What you should do:
Please copy each line of the data that includes the string "PROCESS".

Start of Information

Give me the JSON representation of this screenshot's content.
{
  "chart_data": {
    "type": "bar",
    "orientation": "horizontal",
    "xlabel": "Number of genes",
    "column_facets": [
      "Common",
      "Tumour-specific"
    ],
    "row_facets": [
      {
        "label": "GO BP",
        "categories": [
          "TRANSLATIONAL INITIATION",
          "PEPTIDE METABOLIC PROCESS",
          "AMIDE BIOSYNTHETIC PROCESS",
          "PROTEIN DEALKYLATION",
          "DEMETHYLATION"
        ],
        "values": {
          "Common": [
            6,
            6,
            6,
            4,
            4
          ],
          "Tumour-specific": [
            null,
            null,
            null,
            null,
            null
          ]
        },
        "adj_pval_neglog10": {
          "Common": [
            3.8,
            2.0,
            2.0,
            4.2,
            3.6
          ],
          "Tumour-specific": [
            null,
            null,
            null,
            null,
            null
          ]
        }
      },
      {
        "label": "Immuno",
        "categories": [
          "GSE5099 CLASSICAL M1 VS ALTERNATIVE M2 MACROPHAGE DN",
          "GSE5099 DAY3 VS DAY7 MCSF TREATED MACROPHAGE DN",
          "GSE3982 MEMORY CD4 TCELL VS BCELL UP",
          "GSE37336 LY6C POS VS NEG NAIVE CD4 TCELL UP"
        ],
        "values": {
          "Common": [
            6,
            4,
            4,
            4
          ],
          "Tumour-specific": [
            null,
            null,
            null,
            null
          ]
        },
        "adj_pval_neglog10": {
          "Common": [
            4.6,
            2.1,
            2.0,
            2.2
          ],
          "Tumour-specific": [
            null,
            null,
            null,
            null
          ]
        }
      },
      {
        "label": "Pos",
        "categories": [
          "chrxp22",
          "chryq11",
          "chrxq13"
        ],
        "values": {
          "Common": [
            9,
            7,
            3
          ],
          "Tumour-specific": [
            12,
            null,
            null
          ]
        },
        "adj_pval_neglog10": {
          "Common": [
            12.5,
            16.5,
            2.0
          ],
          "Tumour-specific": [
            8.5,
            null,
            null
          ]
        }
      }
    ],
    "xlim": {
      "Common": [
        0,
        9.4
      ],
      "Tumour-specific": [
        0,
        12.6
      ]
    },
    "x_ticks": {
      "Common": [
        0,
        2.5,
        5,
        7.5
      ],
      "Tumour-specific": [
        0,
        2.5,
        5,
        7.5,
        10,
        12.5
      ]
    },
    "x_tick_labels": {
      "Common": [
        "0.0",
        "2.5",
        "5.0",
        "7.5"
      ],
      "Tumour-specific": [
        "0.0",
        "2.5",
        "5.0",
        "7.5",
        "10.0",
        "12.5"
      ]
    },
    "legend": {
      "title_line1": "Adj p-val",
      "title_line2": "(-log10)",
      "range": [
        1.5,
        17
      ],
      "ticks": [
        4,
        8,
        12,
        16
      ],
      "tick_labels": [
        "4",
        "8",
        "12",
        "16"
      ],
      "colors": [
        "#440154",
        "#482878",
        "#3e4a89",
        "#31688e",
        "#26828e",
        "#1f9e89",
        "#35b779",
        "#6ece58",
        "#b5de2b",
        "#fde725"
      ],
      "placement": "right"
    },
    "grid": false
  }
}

End of Information

Result of this task:
          "PEPTIDE METABOLIC PROCESS",
          "AMIDE BIOSYNTHETIC PROCESS",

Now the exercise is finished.